Reproduce every record exactly as it appears, but not the pictures.

- Exercise material:
──────────

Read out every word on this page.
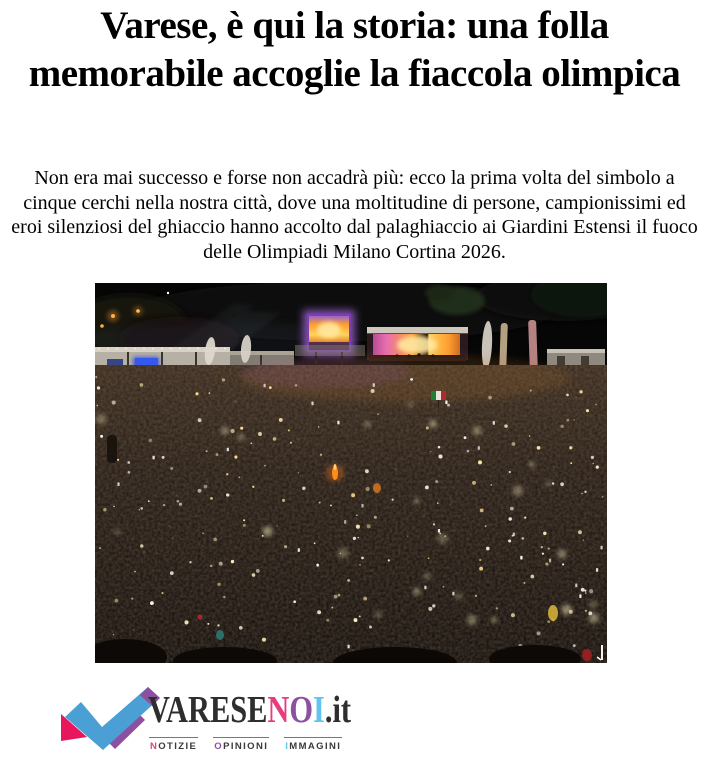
Varese, è qui la storia: una folla memorabile accoglie la fiaccola olimpica

Non era mai successo e forse non accadrà più: ecco la prima volta del simbolo a cinque cerchi nella nostra città, dove una moltitudine di persone, campionissimi ed eroi silenziosi del ghiaccio hanno accolto dal palaghiaccio ai Giardini Estensi il fuoco delle Olimpiadi Milano Cortina 2026.

VARESENOI.it
NOTIZIE OPINIONI IMMAGINI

──────────

- Solution to the exercise:
Read out every word on this page.
Varese, è qui la storia: una folla memorabile accoglie la fiaccola olimpica

Non era mai successo e forse non accadrà più: ecco la prima volta del simbolo a cinque cerchi nella nostra città, dove una moltitudine di persone, campionissimi ed eroi silenziosi del ghiaccio hanno accolto dal palaghiaccio ai Giardini Estensi il fuoco delle Olimpiadi Milano Cortina 2026.

VARESENOI.it
NOTIZIE OPINIONI IMMAGINI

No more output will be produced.